Dataset rows about figures:
+-------+

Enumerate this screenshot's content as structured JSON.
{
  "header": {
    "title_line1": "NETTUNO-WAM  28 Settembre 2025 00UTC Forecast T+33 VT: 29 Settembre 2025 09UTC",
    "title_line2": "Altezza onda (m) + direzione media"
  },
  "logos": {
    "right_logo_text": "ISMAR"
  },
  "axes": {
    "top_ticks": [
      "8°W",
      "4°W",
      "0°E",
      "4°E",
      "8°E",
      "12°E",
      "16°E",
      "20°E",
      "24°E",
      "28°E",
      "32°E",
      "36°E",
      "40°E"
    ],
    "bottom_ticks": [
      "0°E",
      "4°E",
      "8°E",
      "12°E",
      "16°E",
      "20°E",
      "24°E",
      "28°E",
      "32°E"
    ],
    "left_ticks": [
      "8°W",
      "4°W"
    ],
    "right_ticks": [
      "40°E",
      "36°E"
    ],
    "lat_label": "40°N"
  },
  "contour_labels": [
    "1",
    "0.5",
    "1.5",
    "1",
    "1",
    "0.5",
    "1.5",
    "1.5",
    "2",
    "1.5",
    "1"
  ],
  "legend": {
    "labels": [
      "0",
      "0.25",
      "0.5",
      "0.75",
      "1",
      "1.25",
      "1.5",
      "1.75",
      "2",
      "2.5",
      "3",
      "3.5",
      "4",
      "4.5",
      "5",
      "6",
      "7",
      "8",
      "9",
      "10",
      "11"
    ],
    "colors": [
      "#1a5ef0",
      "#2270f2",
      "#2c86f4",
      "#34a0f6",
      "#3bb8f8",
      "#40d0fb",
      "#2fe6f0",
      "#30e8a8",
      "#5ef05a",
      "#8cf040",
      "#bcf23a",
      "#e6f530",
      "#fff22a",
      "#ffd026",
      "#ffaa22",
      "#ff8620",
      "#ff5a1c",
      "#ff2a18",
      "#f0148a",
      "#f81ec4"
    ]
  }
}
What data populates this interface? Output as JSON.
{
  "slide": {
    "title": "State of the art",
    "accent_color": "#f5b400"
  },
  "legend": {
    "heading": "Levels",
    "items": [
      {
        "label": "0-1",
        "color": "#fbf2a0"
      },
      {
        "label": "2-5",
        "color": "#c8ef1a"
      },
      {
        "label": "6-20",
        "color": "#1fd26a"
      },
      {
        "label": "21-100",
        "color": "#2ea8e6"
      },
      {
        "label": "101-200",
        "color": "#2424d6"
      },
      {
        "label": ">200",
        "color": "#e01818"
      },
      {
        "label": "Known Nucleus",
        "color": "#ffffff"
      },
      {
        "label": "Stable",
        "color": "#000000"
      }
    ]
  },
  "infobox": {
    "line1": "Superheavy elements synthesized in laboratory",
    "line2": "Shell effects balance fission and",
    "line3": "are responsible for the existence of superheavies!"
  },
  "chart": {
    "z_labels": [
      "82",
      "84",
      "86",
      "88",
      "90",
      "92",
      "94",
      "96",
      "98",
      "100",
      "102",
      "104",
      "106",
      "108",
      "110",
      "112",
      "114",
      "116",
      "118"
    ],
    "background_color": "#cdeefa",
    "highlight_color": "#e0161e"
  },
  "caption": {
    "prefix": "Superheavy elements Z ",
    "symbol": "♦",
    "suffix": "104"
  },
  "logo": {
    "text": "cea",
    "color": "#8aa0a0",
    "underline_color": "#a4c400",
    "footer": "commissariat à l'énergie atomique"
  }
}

+-------+

> TASK DETAILS
Every line above needs to be retyped exactly.

> THE RESPONSE
Enumerate this screenshot's content as structured JSON.
{
  "header": {
    "title_line1": "NETTUNO-WAM  28 Settembre 2025 00UTC Forecast T+33 VT: 29 Settembre 2025 09UTC",
    "title_line2": "Altezza onda (m) + direzione media"
  },
  "logos": {
    "right_logo_text": "ISMAR"
  },
  "axes": {
    "top_ticks": [
      "8°W",
      "4°W",
      "0°E",
      "4°E",
      "8°E",
      "12°E",
      "16°E",
      "20°E",
      "24°E",
      "28°E",
      "32°E",
      "36°E",
      "40°E"
    ],
    "bottom_ticks": [
      "0°E",
      "4°E",
      "8°E",
      "12°E",
      "16°E",
      "20°E",
      "24°E",
      "28°E",
      "32°E"
    ],
    "left_ticks": [
      "8°W",
      "4°W"
    ],
    "right_ticks": [
      "40°E",
      "36°E"
    ],
    "lat_label": "40°N"
  },
  "contour_labels": [
    "1",
    "0.5",
    "1.5",
    "1",
    "1",
    "0.5",
    "1.5",
    "1.5",
    "2",
    "1.5",
    "1"
  ],
  "legend": {
    "labels": [
      "0",
      "0.25",
      "0.5",
      "0.75",
      "1",
      "1.25",
      "1.5",
      "1.75",
      "2",
      "2.5",
      "3",
      "3.5",
      "4",
      "4.5",
      "5",
      "6",
      "7",
      "8",
      "9",
      "10",
      "11"
    ],
    "colors": [
      "#1a5ef0",
      "#2270f2",
      "#2c86f4",
      "#34a0f6",
      "#3bb8f8",
      "#40d0fb",
      "#2fe6f0",
      "#30e8a8",
      "#5ef05a",
      "#8cf040",
      "#bcf23a",
      "#e6f530",
      "#fff22a",
      "#ffd026",
      "#ffaa22",
      "#ff8620",
      "#ff5a1c",
      "#ff2a18",
      "#f0148a",
      "#f81ec4"
    ]
  }
}
What data populates this interface? Output as JSON.
{
  "slide": {
    "title": "State of the art",
    "accent_color": "#f5b400"
  },
  "legend": {
    "heading": "Levels",
    "items": [
      {
        "label": "0-1",
        "color": "#fbf2a0"
      },
      {
        "label": "2-5",
        "color": "#c8ef1a"
      },
      {
        "label": "6-20",
        "color": "#1fd26a"
      },
      {
        "label": "21-100",
        "color": "#2ea8e6"
      },
      {
        "label": "101-200",
        "color": "#2424d6"
      },
      {
        "label": ">200",
        "color": "#e01818"
      },
      {
        "label": "Known Nucleus",
        "color": "#ffffff"
      },
      {
        "label": "Stable",
        "color": "#000000"
      }
    ]
  },
  "infobox": {
    "line1": "Superheavy elements synthesized in laboratory",
    "line2": "Shell effects balance fission and",
    "line3": "are responsible for the existence of superheavies!"
  },
  "chart": {
    "z_labels": [
      "82",
      "84",
      "86",
      "88",
      "90",
      "92",
      "94",
      "96",
      "98",
      "100",
      "102",
      "104",
      "106",
      "108",
      "110",
      "112",
      "114",
      "116",
      "118"
    ],
    "background_color": "#cdeefa",
    "highlight_color": "#e0161e"
  },
  "caption": {
    "prefix": "Superheavy elements Z ",
    "symbol": "♦",
    "suffix": "104"
  },
  "logo": {
    "text": "cea",
    "color": "#8aa0a0",
    "underline_color": "#a4c400",
    "footer": "commissariat à l'énergie atomique"
  }
}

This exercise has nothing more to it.